Hive文件格式，以及ORC創建使用

本文轉載自查看原文 2018-05-16 02:10 2351

轉載出處：https://blog.csdn.net/longshenlmj/article/details/51702343

hive表的源文件存儲格式有幾類：

1、TEXTFILE

默認格式，建表時不指定默認為這個格式，導入數據時會直接把數據文件拷貝到hdfs上不進行處理。源文件可以直接通過hadoop fs -cat 查看

2、SEQUENCEFILE 一種Hadoop API提供的二進制文件，使用方便、可分割、可壓縮等特點。

SEQUENCEFILE將數據以<key,value>的形式序列化到文件中。序列化和反序列化使用Hadoop 的標准的Writable 接口實現。key為空，用value 存放實際的值，這樣可以避免map 階段的排序過程。

三種壓縮選擇：NONE, RECORD, BLOCK。 Record壓縮率低，一般建議使用BLOCK壓縮。使用時設置參數，

SET hive.exec.compress.output=true;

SET io.seqfile.compression.type=BLOCK; -- NONE/RECORD/BLOCK

create table test2(str STRING) STORED AS SEQUENCEFILE;

3、RCFILE

一種行列存儲相結合的存儲方式。首先，其將數據按行分塊，保證同一個record在一個塊上，避免讀一個記錄需要讀取多個block。其次，塊數據列式存儲，有利於數據壓縮和快速的列存取。
+ + +
书面题目 1:
根据这段关于Hive文件格式的摘录作答：
(a) 建表时如果不指定格式，默认使用哪种格式？
(b) SEQUENCEFILE 有哪三种压缩选择？
(c) RCFILE 首先将数据按什么方式分块？
书面题目 2: 照原样抄下这段关于Hive文件格式的摘录中从“hive表的源文件存儲格式有幾類：”开始、一直到“接口實現。key為空，用value 存放實際的值，這樣可以避免map 階段的排序過程。”为止的部分。
这里的材料不起任何作用。

所示材料:
+ + +
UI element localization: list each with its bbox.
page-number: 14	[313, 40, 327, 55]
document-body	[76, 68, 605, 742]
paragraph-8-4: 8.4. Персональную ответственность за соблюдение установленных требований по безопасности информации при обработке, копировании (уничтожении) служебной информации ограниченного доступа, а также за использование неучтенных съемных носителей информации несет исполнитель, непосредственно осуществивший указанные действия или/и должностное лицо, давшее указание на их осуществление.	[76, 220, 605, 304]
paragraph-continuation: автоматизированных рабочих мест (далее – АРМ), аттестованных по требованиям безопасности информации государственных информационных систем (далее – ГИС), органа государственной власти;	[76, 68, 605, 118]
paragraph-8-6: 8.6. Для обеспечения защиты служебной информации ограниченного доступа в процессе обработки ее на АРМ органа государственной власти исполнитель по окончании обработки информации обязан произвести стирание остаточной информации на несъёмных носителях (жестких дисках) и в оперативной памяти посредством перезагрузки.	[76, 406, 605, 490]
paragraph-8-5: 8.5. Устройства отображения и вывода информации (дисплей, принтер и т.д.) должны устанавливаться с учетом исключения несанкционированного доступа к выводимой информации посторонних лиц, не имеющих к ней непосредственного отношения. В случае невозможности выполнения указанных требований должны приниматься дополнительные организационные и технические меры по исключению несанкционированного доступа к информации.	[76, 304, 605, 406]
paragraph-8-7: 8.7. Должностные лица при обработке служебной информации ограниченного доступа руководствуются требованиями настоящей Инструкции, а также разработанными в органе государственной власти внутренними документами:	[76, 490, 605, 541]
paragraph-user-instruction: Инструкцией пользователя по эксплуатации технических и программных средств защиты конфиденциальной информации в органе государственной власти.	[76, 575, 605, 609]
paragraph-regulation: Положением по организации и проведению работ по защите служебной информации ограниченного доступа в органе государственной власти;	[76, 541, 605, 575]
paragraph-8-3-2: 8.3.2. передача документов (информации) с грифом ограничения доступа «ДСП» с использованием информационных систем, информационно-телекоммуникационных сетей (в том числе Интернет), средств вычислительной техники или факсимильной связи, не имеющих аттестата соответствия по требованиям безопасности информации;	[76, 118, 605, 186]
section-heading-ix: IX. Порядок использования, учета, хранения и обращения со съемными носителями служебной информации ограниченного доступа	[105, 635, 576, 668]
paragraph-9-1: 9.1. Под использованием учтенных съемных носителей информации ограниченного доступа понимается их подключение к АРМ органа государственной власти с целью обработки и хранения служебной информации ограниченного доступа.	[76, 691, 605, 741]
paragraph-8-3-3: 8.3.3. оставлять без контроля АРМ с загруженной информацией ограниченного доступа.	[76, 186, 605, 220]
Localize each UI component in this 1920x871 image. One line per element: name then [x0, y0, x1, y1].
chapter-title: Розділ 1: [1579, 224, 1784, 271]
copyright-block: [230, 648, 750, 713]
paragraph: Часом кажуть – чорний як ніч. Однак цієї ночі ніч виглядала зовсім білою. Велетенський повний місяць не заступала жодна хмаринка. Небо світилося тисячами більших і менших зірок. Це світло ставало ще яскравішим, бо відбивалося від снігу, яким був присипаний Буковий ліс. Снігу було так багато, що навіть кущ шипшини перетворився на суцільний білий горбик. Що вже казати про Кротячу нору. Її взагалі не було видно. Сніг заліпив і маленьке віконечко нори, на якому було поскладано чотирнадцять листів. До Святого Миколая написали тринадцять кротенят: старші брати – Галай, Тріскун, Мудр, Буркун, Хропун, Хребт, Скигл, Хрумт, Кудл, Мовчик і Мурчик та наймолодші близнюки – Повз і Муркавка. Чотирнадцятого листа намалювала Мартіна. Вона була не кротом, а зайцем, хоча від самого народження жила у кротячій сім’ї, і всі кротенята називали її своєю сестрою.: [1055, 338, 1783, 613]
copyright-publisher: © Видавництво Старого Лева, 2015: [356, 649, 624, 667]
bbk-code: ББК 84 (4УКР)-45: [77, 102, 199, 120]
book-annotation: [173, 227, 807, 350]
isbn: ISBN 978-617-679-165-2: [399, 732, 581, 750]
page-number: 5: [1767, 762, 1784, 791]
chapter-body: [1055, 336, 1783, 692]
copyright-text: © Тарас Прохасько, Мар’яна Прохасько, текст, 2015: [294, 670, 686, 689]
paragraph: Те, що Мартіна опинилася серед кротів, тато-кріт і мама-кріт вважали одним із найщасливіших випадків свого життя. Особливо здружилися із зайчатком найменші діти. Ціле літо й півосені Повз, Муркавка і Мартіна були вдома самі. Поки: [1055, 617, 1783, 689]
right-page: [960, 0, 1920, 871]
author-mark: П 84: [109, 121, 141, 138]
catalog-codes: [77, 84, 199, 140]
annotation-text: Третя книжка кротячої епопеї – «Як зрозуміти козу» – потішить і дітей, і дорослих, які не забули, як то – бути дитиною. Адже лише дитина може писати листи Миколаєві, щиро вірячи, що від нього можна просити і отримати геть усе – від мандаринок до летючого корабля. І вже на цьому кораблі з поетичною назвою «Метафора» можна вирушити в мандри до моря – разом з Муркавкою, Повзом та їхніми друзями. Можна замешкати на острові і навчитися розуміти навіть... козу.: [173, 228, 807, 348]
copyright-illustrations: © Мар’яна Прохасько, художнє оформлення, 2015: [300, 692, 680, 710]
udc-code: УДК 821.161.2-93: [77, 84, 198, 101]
+ + +
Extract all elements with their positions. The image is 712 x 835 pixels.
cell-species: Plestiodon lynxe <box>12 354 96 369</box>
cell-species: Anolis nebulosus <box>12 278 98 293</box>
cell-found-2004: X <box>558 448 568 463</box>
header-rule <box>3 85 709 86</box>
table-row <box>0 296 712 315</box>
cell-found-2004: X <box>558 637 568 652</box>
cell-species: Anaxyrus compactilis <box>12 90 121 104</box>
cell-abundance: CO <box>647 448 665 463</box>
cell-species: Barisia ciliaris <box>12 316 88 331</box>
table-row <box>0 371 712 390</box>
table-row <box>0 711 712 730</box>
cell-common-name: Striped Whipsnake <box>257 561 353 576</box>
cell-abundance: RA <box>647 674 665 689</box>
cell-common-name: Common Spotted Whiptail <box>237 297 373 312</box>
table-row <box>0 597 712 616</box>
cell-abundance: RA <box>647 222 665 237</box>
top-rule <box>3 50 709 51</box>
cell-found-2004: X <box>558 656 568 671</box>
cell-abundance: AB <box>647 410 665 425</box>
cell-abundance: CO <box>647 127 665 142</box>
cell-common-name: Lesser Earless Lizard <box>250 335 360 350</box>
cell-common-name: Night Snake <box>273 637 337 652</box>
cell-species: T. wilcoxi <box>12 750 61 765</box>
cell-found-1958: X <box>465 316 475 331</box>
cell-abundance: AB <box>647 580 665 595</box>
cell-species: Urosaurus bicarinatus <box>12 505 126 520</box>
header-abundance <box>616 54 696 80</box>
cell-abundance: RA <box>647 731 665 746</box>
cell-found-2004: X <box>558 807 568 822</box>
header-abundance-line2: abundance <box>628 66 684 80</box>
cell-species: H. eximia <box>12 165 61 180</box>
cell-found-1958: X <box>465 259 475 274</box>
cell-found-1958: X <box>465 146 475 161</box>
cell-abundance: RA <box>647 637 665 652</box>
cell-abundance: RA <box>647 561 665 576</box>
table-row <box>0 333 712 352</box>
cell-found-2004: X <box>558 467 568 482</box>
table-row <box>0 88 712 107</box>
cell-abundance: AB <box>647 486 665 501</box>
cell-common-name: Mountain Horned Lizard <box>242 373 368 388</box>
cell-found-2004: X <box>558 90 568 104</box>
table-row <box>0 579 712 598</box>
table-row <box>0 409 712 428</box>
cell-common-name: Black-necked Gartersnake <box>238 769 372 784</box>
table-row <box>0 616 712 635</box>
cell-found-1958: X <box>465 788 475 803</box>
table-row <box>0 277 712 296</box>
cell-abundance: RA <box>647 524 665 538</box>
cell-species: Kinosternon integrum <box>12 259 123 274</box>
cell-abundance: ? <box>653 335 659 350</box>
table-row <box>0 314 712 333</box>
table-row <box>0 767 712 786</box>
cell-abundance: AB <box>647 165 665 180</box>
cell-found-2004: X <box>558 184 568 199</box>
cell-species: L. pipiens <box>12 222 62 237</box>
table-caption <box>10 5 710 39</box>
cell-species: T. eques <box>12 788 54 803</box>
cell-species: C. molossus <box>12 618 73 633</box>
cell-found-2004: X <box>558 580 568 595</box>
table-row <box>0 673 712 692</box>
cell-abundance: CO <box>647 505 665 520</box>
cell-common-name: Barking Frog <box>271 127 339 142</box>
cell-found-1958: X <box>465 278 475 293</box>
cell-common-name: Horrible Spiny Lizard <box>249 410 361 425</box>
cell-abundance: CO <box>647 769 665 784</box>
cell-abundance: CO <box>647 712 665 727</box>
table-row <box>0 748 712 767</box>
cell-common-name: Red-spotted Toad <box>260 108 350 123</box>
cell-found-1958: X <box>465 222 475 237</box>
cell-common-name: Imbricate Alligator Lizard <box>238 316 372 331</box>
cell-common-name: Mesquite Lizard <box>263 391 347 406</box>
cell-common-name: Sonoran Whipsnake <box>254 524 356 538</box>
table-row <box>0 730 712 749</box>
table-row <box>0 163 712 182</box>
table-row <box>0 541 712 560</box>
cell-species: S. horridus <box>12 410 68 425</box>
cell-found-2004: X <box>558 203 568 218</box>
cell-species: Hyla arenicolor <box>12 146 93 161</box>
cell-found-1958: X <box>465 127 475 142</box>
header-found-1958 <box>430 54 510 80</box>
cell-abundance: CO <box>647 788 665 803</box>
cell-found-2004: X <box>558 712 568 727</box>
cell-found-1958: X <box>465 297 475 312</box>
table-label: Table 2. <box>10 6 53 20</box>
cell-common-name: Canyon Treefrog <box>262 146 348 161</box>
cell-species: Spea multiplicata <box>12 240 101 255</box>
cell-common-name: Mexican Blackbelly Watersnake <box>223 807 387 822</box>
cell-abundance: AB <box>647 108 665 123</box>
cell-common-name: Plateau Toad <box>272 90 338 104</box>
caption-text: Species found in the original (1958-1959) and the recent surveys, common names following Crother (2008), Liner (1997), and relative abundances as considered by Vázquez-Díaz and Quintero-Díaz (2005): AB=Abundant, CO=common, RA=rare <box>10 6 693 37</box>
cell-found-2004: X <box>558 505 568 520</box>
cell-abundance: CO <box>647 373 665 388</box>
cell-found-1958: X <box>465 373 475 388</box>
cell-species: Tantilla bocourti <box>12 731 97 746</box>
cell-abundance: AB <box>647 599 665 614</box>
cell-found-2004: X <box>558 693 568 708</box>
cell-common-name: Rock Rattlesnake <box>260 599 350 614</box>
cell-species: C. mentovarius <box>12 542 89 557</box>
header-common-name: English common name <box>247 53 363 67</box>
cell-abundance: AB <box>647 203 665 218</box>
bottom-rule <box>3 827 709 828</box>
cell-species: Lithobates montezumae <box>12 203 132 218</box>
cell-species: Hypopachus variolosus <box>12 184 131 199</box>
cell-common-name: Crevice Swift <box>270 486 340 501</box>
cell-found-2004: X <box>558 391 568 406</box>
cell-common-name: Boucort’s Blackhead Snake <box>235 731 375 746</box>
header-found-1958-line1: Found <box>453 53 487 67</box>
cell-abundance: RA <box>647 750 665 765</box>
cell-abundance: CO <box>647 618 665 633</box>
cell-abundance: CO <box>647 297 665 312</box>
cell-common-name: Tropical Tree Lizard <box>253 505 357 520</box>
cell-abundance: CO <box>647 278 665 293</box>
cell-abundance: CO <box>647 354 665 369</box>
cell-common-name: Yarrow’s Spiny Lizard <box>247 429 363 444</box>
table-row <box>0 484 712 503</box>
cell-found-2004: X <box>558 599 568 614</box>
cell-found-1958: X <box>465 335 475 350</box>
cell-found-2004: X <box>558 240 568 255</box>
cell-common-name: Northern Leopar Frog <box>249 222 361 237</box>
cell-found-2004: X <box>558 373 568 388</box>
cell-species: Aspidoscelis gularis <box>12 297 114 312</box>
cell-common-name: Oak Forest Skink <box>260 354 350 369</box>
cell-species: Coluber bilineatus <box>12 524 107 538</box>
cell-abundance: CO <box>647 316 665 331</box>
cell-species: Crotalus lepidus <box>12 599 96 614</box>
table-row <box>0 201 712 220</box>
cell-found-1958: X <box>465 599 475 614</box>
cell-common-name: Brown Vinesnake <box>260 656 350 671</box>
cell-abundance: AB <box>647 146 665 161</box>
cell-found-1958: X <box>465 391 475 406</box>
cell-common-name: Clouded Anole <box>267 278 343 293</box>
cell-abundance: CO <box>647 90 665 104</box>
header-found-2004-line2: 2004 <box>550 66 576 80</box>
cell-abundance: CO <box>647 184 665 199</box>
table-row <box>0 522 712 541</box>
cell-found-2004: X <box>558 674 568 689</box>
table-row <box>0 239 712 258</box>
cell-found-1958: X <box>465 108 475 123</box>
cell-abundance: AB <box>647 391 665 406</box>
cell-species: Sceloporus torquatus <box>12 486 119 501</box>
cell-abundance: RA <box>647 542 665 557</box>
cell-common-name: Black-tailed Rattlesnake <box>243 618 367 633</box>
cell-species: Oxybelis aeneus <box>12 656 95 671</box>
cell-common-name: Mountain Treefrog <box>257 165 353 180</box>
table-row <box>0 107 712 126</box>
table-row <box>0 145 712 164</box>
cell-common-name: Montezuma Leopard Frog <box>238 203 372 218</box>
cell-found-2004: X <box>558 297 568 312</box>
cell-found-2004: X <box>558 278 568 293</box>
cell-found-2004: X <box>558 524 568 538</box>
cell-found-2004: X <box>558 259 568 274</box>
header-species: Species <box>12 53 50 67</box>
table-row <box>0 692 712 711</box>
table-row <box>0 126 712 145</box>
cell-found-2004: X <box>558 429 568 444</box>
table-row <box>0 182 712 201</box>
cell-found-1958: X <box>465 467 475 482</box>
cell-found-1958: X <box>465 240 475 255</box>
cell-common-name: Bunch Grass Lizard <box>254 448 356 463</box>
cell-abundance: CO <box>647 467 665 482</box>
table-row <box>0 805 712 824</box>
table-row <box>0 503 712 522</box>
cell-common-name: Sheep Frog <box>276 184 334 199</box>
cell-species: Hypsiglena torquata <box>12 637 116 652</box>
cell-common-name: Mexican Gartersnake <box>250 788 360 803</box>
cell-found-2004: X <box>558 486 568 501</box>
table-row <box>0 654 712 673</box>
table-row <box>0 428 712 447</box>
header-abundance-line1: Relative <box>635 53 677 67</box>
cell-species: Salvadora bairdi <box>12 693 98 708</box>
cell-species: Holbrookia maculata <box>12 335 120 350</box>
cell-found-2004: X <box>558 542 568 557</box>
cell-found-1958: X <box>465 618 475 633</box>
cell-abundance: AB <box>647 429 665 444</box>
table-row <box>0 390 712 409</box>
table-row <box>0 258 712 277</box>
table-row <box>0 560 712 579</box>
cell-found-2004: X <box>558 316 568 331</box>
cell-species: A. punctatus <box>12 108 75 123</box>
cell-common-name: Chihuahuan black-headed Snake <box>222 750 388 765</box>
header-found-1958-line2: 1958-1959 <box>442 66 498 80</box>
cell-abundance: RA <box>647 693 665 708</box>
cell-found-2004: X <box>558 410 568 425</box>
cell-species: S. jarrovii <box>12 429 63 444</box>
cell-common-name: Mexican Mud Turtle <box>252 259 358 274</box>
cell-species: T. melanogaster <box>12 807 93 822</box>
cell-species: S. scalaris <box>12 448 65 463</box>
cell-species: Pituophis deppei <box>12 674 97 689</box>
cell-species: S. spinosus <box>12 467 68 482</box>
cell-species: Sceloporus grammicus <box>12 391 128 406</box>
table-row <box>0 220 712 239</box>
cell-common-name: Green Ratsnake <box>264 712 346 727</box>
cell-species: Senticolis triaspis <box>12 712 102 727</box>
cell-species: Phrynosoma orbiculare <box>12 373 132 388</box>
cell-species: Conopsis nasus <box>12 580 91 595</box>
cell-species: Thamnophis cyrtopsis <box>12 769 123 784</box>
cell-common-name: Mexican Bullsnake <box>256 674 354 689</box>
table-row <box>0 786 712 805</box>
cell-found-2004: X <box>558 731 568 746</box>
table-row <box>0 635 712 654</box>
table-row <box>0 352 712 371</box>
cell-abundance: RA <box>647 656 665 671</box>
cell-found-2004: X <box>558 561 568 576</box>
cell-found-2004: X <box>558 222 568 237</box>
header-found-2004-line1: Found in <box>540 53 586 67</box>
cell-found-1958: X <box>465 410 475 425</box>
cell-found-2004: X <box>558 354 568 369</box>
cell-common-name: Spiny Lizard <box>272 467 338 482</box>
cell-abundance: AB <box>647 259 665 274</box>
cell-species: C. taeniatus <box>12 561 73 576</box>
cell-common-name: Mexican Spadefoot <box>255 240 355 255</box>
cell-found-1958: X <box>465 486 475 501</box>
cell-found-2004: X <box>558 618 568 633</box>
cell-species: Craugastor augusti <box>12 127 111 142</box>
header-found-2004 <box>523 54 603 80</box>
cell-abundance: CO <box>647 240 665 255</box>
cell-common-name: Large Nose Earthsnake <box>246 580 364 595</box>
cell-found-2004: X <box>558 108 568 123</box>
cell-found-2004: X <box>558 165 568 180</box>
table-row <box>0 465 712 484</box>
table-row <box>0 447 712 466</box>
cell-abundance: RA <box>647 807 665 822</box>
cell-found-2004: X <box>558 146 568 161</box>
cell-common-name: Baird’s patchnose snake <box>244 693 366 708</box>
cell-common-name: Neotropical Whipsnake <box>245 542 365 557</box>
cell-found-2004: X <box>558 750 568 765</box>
+ + +
预期输出 1:
(a) TEXTFILE
(b) NONE、RECORD、BLOCK
(c) 按行分块

预期输出 2:
hive表的源文件存儲格式有幾類：

1、TEXTFILE

默認格式，建表時不指定默認為這個格式，導入數據時會直接把數據文件拷貝到hdfs上不進行處理。源文件可以直接通過hadoop fs -cat 查看

2、SEQUENCEFILE 一種Hadoop API提供的二進制文件，使用方便、可分割、可壓縮等特點。

SEQUENCEFILE將數據以<key,value>的形式序列化到文件中。序列化和反序列化使用Hadoop 的標准的Writable 接口實現。key為空，用value 存放實際的值，這樣可以避免map 階段的排序過程。